▶ **WRITTEN INSTRUCTION**: Identify the lines that contain the word "Широбокова" and copy each one.

▶ **EXTRACTED INFORMATION**:
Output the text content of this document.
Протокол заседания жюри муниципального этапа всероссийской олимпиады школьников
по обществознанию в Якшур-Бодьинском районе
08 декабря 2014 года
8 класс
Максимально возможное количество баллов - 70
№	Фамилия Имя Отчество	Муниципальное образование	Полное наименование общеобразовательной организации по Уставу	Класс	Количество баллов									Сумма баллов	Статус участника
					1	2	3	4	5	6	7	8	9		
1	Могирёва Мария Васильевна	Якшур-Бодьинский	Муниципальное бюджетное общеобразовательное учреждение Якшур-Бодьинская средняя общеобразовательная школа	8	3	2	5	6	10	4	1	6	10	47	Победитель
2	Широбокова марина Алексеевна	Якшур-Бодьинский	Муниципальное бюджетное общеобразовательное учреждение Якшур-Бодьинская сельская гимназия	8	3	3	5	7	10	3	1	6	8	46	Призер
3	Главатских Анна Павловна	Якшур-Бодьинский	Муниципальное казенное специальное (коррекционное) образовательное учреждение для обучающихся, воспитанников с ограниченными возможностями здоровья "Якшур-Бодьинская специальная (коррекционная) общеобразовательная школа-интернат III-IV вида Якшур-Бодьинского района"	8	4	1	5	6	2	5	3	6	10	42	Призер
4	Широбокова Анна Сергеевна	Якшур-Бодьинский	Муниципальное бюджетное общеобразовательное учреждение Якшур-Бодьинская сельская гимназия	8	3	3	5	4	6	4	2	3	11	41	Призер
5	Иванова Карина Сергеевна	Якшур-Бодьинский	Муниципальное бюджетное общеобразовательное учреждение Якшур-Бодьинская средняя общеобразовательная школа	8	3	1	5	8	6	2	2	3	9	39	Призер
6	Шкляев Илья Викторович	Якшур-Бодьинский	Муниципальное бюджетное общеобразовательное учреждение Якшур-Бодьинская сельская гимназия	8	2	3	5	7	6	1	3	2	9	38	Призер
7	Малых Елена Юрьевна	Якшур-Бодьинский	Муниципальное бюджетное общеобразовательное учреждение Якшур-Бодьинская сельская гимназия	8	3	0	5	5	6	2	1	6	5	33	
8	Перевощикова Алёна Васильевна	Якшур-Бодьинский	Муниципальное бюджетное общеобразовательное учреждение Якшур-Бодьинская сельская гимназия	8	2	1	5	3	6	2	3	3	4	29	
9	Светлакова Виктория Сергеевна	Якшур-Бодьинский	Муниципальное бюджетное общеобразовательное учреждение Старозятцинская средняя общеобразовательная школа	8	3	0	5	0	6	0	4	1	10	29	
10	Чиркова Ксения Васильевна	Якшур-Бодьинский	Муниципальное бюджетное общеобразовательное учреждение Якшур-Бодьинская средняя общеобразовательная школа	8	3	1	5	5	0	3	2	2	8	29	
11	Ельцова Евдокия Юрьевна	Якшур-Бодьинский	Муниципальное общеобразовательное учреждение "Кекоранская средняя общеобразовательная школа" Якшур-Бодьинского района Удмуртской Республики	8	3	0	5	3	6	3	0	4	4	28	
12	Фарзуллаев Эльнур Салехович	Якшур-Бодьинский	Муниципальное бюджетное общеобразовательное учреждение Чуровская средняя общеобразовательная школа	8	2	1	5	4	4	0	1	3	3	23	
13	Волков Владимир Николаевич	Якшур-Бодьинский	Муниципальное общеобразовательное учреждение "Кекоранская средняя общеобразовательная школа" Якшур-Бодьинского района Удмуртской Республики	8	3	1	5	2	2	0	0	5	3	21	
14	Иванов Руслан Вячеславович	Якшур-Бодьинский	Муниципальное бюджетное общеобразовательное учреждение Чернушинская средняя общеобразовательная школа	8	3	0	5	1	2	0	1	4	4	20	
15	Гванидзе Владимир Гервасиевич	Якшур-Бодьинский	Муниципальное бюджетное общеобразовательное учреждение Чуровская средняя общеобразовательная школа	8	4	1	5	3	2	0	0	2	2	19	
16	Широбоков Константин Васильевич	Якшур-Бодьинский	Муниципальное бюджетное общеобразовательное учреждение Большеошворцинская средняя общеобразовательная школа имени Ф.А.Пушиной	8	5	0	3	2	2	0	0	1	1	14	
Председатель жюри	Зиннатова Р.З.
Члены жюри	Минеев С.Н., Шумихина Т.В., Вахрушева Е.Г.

▶ **THE COMPLETED TASK**:
2	Широбокова марина Алексеевна	Якшур-Бодьинский	Муниципальное бюджетное общеобразовательное учреждение Якшур-Бодьинская сельская гимназия	8	3	3	5	7	10	3	1	6	8	46	Призер
4	Широбокова Анна Сергеевна	Якшур-Бодьинский	Муниципальное бюджетное общеобразовательное учреждение Якшур-Бодьинская сельская гимназия	8	3	3	5	4	6	4	2	3	11	41	Призер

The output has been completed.